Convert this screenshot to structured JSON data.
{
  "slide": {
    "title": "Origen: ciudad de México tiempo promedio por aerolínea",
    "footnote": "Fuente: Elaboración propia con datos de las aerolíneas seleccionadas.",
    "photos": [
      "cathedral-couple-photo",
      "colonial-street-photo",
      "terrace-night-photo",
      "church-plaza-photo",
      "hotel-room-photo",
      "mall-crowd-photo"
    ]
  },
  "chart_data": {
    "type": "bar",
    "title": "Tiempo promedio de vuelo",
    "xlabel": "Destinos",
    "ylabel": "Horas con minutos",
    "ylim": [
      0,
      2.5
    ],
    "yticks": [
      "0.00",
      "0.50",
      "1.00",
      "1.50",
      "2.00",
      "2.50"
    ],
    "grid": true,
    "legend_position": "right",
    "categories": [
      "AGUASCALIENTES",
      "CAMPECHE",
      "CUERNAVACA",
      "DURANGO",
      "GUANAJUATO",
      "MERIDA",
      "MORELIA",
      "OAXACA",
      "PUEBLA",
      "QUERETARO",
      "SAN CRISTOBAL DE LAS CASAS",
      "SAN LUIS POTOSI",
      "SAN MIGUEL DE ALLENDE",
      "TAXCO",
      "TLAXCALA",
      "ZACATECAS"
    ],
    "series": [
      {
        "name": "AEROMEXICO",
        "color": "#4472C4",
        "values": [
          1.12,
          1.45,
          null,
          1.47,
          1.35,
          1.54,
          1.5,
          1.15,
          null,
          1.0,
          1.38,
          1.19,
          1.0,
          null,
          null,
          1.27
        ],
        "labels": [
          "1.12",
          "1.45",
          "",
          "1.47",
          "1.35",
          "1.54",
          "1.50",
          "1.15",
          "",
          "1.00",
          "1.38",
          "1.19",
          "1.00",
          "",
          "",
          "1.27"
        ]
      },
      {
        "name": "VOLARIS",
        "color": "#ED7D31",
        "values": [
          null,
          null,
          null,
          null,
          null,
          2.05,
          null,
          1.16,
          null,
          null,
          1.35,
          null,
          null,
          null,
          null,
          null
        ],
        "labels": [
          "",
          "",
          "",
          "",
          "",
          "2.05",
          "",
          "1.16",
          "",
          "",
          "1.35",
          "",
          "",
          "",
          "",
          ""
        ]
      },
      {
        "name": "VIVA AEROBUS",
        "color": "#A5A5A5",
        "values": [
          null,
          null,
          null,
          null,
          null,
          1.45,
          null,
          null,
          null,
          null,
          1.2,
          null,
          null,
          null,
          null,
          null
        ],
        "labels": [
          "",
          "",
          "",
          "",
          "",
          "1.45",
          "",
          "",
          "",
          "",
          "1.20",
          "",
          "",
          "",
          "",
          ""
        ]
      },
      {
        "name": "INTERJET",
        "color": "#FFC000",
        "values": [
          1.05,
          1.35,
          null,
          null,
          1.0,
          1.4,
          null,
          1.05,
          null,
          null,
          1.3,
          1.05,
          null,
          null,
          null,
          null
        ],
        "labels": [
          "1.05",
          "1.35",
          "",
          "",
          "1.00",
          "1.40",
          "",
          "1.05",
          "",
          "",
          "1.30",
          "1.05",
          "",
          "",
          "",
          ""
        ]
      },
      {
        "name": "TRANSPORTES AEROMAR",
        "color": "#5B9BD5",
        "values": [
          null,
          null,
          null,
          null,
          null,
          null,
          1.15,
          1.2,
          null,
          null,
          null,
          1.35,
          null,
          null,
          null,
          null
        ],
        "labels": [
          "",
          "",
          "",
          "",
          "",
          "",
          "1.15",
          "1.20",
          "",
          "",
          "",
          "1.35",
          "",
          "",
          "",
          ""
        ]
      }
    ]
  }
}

━━━━━━━━━━

- _GIVEN EXERCISE_: Word for word, extract all the records.

- _SOLUTION_:
Convert this screenshot to structured JSON data.
{
  "slide": {
    "title": "Origen: ciudad de México tiempo promedio por aerolínea",
    "footnote": "Fuente: Elaboración propia con datos de las aerolíneas seleccionadas.",
    "photos": [
      "cathedral-couple-photo",
      "colonial-street-photo",
      "terrace-night-photo",
      "church-plaza-photo",
      "hotel-room-photo",
      "mall-crowd-photo"
    ]
  },
  "chart_data": {
    "type": "bar",
    "title": "Tiempo promedio de vuelo",
    "xlabel": "Destinos",
    "ylabel": "Horas con minutos",
    "ylim": [
      0,
      2.5
    ],
    "yticks": [
      "0.00",
      "0.50",
      "1.00",
      "1.50",
      "2.00",
      "2.50"
    ],
    "grid": true,
    "legend_position": "right",
    "categories": [
      "AGUASCALIENTES",
      "CAMPECHE",
      "CUERNAVACA",
      "DURANGO",
      "GUANAJUATO",
      "MERIDA",
      "MORELIA",
      "OAXACA",
      "PUEBLA",
      "QUERETARO",
      "SAN CRISTOBAL DE LAS CASAS",
      "SAN LUIS POTOSI",
      "SAN MIGUEL DE ALLENDE",
      "TAXCO",
      "TLAXCALA",
      "ZACATECAS"
    ],
    "series": [
      {
        "name": "AEROMEXICO",
        "color": "#4472C4",
        "values": [
          1.12,
          1.45,
          null,
          1.47,
          1.35,
          1.54,
          1.5,
          1.15,
          null,
          1.0,
          1.38,
          1.19,
          1.0,
          null,
          null,
          1.27
        ],
        "labels": [
          "1.12",
          "1.45",
          "",
          "1.47",
          "1.35",
          "1.54",
          "1.50",
          "1.15",
          "",
          "1.00",
          "1.38",
          "1.19",
          "1.00",
          "",
          "",
          "1.27"
        ]
      },
      {
        "name": "VOLARIS",
        "color": "#ED7D31",
        "values": [
          null,
          null,
          null,
          null,
          null,
          2.05,
          null,
          1.16,
          null,
          null,
          1.35,
          null,
          null,
          null,
          null,
          null
        ],
        "labels": [
          "",
          "",
          "",
          "",
          "",
          "2.05",
          "",
          "1.16",
          "",
          "",
          "1.35",
          "",
          "",
          "",
          "",
          ""
        ]
      },
      {
        "name": "VIVA AEROBUS",
        "color": "#A5A5A5",
        "values": [
          null,
          null,
          null,
          null,
          null,
          1.45,
          null,
          null,
          null,
          null,
          1.2,
          null,
          null,
          null,
          null,
          null
        ],
        "labels": [
          "",
          "",
          "",
          "",
          "",
          "1.45",
          "",
          "",
          "",
          "",
          "1.20",
          "",
          "",
          "",
          "",
          ""
        ]
      },
      {
        "name": "INTERJET",
        "color": "#FFC000",
        "values": [
          1.05,
          1.35,
          null,
          null,
          1.0,
          1.4,
          null,
          1.05,
          null,
          null,
          1.3,
          1.05,
          null,
          null,
          null,
          null
        ],
        "labels": [
          "1.05",
          "1.35",
          "",
          "",
          "1.00",
          "1.40",
          "",
          "1.05",
          "",
          "",
          "1.30",
          "1.05",
          "",
          "",
          "",
          ""
        ]
      },
      {
        "name": "TRANSPORTES AEROMAR",
        "color": "#5B9BD5",
        "values": [
          null,
          null,
          null,
          null,
          null,
          null,
          1.15,
          1.2,
          null,
          null,
          null,
          1.35,
          null,
          null,
          null,
          null
        ],
        "labels": [
          "",
          "",
          "",
          "",
          "",
          "",
          "1.15",
          "1.20",
          "",
          "",
          "",
          "1.35",
          "",
          "",
          "",
          ""
        ]
      }
    ]
  }
}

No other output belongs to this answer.